▶ [Directive] Reproduce verbatim the entries from the very first line up to and including the line that contains "vertical-scrollbar[interactable] bbox=[680, 292, 694, 830]".

[BEGIN Data]

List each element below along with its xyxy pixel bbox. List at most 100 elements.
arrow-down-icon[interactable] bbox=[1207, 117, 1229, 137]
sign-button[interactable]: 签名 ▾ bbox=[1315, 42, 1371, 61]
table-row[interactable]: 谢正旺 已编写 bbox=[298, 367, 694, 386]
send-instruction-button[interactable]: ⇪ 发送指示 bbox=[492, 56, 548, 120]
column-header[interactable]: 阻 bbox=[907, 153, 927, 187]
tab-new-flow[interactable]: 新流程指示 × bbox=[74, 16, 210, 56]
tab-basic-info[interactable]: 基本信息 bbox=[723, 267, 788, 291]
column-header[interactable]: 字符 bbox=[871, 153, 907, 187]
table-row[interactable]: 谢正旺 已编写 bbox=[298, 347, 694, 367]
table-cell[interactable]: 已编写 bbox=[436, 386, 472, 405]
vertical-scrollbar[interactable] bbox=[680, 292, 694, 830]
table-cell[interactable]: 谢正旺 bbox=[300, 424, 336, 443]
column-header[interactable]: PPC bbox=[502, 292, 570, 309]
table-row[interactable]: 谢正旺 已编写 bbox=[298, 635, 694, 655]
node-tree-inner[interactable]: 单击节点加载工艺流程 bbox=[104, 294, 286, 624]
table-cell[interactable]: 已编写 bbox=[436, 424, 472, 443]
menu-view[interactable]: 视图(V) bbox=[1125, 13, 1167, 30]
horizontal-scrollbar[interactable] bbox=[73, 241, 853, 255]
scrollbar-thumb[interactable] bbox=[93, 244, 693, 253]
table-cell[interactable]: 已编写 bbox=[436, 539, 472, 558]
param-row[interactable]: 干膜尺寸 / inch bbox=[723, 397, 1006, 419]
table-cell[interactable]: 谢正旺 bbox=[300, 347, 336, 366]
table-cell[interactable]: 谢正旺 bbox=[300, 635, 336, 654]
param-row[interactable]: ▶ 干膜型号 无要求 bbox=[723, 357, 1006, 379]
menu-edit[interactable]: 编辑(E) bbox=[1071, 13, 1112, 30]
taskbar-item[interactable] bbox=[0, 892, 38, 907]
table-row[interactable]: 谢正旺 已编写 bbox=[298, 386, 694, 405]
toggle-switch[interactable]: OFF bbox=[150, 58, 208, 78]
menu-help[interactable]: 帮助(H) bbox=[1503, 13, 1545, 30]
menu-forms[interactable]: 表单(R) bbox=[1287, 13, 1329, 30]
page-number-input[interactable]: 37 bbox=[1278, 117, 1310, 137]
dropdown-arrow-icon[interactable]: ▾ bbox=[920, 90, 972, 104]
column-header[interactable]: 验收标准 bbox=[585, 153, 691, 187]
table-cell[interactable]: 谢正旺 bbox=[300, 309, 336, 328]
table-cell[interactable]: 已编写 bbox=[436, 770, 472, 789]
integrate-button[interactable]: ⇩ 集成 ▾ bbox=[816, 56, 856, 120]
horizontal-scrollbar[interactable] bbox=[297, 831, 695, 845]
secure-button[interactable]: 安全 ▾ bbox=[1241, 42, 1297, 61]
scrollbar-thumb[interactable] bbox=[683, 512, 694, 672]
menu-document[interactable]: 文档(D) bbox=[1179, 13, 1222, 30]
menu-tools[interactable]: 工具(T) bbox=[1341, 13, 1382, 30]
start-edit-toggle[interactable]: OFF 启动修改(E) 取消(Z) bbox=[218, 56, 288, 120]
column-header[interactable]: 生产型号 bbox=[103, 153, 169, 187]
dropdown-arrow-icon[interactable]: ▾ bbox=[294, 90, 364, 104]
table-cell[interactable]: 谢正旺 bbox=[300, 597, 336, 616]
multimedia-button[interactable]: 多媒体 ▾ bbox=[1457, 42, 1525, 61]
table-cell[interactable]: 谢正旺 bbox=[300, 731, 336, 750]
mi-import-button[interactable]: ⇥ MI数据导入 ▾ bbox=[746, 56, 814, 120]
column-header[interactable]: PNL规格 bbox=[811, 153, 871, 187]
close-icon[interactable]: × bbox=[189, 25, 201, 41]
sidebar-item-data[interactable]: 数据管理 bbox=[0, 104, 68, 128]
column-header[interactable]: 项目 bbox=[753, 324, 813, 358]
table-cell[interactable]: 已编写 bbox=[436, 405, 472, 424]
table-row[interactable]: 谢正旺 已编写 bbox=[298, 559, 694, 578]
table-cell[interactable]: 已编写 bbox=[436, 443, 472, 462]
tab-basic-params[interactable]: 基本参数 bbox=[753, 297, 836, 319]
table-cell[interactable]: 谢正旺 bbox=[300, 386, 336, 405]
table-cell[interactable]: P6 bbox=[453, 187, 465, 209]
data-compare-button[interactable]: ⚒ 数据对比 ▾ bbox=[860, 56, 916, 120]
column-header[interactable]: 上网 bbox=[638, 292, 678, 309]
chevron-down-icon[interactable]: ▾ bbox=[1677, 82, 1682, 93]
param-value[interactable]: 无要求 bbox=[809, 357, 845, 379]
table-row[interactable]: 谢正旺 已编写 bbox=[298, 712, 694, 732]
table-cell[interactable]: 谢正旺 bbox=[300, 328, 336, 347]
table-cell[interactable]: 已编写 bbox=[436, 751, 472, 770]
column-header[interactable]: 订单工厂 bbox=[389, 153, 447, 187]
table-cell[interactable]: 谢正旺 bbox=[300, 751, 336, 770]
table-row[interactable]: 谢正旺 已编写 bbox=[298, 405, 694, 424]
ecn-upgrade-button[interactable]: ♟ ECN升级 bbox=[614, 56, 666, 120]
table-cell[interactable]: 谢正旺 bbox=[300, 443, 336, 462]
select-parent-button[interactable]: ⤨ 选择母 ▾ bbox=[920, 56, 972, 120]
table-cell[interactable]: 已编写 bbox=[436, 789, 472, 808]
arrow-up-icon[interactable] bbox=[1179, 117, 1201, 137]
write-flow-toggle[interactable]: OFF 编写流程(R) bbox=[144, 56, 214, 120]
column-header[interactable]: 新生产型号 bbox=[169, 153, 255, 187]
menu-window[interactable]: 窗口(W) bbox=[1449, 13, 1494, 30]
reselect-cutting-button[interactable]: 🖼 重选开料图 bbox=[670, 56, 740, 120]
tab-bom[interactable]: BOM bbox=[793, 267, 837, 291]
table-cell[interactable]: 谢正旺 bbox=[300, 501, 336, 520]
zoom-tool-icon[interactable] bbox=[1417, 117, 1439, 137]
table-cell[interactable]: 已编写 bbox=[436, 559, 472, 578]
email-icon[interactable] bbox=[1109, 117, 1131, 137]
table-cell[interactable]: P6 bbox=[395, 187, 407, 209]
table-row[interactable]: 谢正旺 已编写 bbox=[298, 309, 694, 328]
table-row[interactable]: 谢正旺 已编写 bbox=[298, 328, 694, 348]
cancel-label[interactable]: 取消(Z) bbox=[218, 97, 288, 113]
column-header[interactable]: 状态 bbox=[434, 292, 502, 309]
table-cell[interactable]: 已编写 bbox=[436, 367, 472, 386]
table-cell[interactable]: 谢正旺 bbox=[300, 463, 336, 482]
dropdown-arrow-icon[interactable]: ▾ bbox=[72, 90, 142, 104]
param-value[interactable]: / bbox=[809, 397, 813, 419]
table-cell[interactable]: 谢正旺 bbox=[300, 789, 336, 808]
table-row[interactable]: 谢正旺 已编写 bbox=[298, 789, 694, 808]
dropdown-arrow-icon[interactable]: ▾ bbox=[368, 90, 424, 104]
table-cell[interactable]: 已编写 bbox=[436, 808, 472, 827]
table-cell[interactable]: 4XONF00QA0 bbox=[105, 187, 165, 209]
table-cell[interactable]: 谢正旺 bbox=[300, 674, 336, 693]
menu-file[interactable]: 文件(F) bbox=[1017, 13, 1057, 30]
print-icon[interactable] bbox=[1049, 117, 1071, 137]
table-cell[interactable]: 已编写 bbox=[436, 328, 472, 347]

[END Data]

▶ [Result below]
List each element below along with its xyxy pixel bbox. List at most 100 elements.
arrow-down-icon[interactable] bbox=[1207, 117, 1229, 137]
sign-button[interactable]: 签名 ▾ bbox=[1315, 42, 1371, 61]
table-row[interactable]: 谢正旺 已编写 bbox=[298, 367, 694, 386]
send-instruction-button[interactable]: ⇪ 发送指示 bbox=[492, 56, 548, 120]
column-header[interactable]: 阻 bbox=[907, 153, 927, 187]
tab-new-flow[interactable]: 新流程指示 × bbox=[74, 16, 210, 56]
tab-basic-info[interactable]: 基本信息 bbox=[723, 267, 788, 291]
column-header[interactable]: 字符 bbox=[871, 153, 907, 187]
table-row[interactable]: 谢正旺 已编写 bbox=[298, 347, 694, 367]
table-cell[interactable]: 已编写 bbox=[436, 386, 472, 405]
vertical-scrollbar[interactable] bbox=[680, 292, 694, 830]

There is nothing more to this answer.